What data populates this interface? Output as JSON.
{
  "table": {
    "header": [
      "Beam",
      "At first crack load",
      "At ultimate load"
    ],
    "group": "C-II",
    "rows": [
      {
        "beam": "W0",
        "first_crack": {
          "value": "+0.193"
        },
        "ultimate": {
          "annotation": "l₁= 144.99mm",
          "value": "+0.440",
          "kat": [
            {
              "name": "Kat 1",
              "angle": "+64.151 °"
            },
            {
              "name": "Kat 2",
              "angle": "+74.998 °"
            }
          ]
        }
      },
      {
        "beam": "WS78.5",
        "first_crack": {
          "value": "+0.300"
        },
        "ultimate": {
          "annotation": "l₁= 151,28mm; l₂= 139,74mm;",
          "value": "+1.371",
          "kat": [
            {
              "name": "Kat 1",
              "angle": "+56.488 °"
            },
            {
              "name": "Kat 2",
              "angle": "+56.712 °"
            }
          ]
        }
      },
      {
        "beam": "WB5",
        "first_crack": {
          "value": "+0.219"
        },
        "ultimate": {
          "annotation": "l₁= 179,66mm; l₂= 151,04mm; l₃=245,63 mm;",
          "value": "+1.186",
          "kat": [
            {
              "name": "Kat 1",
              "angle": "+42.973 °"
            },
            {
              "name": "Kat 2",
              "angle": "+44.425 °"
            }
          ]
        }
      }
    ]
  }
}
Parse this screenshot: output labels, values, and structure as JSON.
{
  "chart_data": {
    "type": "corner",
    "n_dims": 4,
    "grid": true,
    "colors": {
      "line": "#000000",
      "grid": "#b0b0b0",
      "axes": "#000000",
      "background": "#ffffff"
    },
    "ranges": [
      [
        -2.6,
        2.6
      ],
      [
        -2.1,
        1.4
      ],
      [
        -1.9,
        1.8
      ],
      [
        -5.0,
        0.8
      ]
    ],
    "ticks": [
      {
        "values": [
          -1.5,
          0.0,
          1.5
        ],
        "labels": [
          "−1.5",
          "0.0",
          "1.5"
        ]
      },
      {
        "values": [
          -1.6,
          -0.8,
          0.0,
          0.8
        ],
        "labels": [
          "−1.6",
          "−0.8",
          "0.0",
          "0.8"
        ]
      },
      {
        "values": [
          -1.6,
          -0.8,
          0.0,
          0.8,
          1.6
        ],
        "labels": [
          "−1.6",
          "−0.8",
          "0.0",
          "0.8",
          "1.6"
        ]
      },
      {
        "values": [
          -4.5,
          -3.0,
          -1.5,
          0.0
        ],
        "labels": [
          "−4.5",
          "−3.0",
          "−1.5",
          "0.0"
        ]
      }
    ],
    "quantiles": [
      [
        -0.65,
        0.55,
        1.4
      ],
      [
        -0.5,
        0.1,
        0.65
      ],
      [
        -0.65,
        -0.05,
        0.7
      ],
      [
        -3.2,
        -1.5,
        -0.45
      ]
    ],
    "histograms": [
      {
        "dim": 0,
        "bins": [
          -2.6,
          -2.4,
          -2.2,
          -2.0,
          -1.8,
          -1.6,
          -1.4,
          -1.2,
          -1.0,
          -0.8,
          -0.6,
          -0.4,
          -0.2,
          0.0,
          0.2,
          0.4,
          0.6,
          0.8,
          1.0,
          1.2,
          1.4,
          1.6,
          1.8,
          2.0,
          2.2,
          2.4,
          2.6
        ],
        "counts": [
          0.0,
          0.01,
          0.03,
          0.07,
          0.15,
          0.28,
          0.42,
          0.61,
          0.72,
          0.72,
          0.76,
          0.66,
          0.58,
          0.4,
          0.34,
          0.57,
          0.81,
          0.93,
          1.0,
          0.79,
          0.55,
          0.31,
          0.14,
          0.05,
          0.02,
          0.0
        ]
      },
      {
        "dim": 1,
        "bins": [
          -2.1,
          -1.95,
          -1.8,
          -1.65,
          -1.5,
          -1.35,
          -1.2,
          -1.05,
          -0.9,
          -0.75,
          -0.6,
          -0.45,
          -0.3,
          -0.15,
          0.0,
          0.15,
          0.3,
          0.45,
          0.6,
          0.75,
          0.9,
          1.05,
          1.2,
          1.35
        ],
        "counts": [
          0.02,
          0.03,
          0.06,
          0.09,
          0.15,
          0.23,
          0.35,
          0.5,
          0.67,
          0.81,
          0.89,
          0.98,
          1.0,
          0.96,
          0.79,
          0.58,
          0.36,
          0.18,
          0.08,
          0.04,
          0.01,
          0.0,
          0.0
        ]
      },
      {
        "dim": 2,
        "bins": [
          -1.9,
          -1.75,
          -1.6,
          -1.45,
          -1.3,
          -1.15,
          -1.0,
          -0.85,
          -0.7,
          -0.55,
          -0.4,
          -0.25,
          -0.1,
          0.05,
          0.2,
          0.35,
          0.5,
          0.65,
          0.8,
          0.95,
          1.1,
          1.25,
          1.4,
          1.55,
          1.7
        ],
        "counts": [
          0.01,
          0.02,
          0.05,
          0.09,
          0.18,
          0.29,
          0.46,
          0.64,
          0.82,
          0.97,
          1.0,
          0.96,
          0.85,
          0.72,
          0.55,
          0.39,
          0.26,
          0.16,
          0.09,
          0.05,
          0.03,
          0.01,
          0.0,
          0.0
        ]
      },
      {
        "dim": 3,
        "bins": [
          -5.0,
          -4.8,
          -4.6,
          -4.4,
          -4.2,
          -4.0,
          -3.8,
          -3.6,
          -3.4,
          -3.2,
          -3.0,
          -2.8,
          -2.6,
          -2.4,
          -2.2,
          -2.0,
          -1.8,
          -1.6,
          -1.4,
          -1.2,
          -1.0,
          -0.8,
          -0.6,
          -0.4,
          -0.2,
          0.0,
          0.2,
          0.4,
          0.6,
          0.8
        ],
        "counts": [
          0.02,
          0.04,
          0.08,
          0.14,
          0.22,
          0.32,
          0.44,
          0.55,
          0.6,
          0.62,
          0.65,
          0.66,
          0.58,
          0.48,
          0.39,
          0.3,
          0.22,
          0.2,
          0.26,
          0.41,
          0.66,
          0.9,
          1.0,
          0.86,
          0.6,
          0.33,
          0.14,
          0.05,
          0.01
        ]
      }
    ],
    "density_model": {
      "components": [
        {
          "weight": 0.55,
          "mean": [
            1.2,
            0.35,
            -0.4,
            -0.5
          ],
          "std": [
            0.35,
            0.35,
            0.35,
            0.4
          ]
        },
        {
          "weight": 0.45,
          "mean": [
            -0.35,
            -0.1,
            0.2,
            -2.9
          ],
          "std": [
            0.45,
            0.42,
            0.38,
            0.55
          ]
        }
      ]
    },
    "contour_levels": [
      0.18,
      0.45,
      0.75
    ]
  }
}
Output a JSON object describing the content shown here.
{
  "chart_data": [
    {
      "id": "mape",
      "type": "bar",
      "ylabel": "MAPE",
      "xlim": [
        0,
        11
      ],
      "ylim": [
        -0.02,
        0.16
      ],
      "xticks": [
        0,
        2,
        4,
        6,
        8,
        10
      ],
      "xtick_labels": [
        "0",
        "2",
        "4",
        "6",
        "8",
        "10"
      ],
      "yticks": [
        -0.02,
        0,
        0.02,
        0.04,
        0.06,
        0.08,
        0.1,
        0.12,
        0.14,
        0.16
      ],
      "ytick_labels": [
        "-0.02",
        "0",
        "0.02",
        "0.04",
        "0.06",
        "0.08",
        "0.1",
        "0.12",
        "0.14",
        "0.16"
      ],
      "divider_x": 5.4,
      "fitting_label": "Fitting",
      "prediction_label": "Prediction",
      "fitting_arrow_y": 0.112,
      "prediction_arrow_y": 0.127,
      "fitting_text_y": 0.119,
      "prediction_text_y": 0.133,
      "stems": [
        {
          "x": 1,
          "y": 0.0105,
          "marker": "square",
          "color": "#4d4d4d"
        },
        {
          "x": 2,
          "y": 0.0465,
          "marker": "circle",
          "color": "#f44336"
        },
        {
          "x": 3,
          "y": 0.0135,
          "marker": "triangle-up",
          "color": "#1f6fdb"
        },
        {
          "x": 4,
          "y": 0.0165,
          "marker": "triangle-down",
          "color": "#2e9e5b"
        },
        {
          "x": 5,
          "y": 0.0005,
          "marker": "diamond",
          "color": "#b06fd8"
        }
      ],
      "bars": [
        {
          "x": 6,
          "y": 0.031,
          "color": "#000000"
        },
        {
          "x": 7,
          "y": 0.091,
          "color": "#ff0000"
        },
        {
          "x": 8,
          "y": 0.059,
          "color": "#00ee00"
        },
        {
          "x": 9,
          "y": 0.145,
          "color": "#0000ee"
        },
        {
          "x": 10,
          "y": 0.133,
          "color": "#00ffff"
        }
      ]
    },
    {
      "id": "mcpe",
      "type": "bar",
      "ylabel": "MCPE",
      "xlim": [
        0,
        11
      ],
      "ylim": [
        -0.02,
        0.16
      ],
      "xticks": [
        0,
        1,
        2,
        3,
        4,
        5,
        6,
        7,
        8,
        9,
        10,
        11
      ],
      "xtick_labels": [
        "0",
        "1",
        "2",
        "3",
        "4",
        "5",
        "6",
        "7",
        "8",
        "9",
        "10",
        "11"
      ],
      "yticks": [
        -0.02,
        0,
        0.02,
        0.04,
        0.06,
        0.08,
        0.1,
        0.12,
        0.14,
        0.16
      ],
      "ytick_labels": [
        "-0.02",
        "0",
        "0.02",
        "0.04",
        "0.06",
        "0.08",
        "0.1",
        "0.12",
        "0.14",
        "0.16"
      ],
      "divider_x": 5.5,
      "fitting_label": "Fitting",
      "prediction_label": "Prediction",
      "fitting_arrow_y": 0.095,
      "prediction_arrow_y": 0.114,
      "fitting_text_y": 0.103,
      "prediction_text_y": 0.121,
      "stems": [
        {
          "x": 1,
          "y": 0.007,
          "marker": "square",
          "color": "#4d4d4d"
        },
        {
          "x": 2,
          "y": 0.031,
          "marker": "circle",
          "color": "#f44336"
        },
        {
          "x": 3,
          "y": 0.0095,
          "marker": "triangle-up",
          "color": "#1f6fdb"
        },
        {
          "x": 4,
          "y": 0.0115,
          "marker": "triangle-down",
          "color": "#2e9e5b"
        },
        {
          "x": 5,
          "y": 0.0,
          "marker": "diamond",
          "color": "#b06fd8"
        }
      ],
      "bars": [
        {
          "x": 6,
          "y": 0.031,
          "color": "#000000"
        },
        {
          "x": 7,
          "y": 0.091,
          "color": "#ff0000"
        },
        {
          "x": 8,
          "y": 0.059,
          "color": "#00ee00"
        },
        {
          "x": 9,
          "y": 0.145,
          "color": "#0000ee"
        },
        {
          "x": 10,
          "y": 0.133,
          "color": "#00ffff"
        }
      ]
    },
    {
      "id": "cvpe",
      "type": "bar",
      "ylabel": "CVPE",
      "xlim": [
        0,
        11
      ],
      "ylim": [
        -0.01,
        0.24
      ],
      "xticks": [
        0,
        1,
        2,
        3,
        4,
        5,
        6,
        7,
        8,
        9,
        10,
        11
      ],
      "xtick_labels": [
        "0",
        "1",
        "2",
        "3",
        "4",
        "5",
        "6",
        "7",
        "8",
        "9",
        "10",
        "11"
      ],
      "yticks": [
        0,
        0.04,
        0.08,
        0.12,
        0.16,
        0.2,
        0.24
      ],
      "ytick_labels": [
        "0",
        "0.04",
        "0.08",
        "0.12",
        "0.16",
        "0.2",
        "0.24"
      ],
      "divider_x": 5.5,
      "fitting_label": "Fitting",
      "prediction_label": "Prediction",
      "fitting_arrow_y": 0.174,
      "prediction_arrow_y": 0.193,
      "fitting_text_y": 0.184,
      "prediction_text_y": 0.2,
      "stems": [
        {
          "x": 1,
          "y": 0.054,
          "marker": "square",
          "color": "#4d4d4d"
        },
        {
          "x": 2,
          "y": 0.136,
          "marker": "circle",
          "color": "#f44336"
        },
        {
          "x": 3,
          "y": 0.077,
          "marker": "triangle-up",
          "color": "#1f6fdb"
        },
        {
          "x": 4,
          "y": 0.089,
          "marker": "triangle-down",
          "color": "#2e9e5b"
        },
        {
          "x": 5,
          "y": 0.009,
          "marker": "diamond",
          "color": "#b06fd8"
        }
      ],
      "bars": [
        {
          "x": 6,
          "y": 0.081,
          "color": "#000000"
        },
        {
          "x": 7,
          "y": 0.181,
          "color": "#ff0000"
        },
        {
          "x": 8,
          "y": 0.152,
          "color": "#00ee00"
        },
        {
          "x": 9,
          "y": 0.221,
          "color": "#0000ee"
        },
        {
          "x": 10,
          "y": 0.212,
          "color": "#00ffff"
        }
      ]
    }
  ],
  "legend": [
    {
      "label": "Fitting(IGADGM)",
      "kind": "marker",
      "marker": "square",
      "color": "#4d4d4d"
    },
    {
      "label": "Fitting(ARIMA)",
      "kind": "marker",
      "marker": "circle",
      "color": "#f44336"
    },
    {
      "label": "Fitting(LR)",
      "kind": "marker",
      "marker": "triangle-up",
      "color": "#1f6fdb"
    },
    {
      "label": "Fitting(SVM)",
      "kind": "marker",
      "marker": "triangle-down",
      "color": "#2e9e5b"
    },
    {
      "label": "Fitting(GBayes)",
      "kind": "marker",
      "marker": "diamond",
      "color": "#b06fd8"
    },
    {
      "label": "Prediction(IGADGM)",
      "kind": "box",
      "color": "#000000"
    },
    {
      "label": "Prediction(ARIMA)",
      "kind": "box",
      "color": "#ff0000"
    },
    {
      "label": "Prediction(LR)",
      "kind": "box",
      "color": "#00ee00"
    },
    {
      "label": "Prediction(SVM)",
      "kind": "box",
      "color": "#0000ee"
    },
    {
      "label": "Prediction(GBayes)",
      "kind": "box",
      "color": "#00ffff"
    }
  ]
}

==*==

» **EXERCISE DETAILS**
In how many lines of the data does the string "ARIMA" appear? Give only the number.

» **SOLUTION BELOW**
2